• _Your task_: Search the material below for the string "ffffff" and list each line that holds it.

☆ ☆ ☆ ☆

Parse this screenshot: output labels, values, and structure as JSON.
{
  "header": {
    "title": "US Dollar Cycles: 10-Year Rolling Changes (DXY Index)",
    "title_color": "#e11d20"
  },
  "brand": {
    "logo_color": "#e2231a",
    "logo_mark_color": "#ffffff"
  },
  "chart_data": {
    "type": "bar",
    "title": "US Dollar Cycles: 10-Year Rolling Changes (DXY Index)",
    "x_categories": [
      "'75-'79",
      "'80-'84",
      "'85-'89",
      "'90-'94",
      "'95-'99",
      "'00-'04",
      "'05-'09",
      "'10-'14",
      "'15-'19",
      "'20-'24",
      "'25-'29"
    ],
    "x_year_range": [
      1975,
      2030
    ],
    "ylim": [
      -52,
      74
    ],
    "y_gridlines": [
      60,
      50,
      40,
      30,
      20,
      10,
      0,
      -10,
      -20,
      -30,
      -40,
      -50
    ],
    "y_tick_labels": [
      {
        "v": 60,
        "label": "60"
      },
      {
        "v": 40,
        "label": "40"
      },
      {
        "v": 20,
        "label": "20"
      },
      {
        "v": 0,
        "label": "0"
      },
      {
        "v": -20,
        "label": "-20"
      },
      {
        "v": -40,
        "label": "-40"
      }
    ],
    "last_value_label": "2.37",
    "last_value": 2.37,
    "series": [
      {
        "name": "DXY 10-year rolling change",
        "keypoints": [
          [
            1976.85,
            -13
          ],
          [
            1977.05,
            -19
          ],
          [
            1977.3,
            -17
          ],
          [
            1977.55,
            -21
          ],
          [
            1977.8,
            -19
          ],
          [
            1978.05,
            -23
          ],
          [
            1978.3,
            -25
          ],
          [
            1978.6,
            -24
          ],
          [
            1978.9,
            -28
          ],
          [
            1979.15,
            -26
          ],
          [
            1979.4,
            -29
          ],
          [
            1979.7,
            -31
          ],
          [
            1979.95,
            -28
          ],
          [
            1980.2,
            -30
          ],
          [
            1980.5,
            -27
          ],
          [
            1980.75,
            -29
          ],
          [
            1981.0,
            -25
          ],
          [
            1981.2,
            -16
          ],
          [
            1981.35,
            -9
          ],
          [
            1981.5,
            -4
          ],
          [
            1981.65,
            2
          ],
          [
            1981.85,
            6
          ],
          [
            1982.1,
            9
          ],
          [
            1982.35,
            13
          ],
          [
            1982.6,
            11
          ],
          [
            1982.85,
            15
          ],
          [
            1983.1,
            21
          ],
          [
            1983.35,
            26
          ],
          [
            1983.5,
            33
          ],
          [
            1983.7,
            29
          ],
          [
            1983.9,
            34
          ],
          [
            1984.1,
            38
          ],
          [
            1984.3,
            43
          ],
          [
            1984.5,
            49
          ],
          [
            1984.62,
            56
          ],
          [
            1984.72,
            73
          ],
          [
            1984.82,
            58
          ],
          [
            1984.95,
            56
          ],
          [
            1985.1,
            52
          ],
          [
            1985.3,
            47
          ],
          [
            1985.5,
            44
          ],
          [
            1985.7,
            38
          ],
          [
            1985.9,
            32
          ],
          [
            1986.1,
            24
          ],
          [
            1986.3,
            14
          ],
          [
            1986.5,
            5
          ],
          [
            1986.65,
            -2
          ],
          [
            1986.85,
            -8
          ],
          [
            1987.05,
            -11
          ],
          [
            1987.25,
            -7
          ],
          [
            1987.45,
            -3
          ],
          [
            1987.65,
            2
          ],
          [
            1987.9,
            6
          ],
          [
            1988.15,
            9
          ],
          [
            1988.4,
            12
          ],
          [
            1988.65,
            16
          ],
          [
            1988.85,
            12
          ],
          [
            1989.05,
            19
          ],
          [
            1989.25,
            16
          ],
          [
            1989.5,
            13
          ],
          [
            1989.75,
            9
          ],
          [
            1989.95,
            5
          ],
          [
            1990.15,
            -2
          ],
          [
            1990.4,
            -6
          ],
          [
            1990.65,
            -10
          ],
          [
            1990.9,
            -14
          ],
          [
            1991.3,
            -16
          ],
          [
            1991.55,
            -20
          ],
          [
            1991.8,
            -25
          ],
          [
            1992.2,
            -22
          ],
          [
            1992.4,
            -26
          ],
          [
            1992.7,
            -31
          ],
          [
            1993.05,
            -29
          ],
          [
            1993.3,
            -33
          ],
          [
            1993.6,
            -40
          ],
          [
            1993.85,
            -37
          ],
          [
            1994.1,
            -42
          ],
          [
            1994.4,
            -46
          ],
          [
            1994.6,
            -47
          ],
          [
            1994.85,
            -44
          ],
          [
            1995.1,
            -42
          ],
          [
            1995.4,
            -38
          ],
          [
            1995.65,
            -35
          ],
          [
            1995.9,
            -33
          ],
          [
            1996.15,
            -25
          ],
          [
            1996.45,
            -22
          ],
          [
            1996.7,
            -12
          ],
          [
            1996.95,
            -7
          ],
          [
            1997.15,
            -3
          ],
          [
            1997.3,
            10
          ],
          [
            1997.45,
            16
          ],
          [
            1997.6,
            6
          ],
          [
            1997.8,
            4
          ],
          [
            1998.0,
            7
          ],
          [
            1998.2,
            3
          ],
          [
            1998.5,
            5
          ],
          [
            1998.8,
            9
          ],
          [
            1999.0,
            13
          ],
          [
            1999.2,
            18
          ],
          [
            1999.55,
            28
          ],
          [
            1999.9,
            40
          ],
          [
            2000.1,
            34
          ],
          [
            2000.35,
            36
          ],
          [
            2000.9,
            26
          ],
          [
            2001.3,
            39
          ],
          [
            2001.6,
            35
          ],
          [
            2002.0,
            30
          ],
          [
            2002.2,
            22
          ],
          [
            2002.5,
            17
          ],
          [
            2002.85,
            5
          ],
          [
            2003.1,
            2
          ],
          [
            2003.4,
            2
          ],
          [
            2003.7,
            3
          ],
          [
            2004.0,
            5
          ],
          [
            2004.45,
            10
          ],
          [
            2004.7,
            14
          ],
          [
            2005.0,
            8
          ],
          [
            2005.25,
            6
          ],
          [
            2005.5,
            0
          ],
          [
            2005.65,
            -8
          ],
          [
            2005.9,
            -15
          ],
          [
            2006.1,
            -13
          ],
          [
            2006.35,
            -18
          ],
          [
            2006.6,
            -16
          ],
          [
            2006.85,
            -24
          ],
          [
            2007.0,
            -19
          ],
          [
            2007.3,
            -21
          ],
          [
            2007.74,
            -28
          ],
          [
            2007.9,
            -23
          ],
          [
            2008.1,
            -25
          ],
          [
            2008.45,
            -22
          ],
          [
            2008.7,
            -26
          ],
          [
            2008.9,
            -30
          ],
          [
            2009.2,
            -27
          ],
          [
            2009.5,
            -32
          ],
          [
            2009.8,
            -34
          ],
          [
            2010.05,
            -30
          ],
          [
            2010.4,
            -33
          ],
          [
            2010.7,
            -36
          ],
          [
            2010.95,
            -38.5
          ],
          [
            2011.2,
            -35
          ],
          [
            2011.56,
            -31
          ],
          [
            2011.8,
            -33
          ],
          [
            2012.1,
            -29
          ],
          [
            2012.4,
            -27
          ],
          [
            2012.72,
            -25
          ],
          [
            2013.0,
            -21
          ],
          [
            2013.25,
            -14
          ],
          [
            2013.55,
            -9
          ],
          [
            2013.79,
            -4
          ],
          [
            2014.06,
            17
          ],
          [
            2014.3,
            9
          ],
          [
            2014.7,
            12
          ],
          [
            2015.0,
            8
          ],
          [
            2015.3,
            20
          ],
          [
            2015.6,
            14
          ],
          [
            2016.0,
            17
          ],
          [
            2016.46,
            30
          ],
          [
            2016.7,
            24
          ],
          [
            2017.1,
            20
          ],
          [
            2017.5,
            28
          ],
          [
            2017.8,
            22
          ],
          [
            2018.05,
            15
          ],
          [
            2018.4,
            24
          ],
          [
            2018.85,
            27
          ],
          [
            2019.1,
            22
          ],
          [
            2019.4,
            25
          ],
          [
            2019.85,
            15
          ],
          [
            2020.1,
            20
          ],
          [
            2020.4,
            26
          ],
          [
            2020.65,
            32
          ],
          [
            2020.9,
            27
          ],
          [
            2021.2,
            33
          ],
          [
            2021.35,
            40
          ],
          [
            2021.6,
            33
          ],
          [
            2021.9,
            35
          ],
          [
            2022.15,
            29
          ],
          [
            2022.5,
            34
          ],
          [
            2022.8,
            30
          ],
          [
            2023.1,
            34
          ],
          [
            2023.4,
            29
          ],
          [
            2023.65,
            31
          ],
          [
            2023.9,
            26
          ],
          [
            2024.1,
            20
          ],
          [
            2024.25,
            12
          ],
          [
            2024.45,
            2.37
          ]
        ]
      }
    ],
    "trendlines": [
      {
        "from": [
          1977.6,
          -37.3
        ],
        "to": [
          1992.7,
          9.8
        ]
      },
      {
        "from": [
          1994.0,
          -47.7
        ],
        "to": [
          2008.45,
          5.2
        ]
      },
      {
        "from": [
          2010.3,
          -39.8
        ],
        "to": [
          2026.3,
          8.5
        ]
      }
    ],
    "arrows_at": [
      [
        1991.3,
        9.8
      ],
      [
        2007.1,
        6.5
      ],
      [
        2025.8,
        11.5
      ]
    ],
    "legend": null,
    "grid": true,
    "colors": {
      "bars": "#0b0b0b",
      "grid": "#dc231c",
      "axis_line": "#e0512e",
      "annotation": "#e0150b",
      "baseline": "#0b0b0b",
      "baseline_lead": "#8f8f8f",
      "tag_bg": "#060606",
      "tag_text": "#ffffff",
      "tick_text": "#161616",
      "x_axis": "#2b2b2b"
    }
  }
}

☆ ☆ ☆ ☆

• _Exercise solution_:
    "logo_mark_color": "#ffffff"
      "tag_text": "#ffffff",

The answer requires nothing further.